_Task prompt:_ Your task is to copy every line of the records below that contains "this".

_Available data:_

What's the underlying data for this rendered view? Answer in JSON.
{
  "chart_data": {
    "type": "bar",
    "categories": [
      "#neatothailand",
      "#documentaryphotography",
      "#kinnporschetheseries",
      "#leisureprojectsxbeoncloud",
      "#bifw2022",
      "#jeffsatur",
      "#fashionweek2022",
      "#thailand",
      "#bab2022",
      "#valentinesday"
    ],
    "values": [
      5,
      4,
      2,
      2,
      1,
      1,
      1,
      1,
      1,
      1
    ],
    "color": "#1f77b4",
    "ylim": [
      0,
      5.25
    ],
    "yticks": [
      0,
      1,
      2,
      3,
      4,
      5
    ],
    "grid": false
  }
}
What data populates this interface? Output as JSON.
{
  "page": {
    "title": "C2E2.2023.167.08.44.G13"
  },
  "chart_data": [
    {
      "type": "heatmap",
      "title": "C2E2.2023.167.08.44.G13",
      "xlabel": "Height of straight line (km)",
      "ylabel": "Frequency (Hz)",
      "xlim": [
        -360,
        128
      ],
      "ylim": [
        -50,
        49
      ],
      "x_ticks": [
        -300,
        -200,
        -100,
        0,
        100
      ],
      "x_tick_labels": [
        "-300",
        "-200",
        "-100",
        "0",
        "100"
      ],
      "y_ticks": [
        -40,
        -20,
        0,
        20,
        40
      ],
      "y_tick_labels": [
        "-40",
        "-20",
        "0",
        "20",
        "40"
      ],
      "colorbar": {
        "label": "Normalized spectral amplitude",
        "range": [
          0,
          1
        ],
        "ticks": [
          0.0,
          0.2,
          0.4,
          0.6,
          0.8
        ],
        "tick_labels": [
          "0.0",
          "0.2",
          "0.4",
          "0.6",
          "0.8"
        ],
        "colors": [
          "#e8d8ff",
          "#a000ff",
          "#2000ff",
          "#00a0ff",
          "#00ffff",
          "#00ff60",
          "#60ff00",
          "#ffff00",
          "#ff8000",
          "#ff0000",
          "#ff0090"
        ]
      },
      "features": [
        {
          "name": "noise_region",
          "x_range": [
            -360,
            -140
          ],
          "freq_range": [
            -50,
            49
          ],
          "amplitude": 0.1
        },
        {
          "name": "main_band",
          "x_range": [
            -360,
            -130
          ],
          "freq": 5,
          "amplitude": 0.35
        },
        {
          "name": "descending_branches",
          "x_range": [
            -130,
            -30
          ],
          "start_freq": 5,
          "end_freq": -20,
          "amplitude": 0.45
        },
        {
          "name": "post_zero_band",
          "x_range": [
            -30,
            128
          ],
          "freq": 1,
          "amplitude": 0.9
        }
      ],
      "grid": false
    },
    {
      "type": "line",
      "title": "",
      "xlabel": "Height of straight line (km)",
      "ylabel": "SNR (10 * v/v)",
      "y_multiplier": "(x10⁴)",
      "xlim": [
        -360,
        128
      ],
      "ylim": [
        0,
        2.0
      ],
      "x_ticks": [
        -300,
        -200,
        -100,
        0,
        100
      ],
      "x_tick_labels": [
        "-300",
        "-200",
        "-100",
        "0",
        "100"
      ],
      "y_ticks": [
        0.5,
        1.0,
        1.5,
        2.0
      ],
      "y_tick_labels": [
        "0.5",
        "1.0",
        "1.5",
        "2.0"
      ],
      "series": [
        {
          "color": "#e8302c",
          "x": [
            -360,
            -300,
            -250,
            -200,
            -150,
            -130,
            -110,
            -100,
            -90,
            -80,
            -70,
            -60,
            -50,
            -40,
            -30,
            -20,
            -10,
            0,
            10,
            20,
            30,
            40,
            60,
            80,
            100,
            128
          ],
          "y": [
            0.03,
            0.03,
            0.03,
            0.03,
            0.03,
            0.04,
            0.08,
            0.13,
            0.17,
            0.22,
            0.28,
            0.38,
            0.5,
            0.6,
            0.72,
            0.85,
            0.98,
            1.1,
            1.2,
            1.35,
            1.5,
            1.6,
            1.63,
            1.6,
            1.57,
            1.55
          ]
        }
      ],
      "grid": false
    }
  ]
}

_Exercise result:_
What's the underlying data for this rendered view? Answer in JSON.
What data populates this interface? Output as JSON.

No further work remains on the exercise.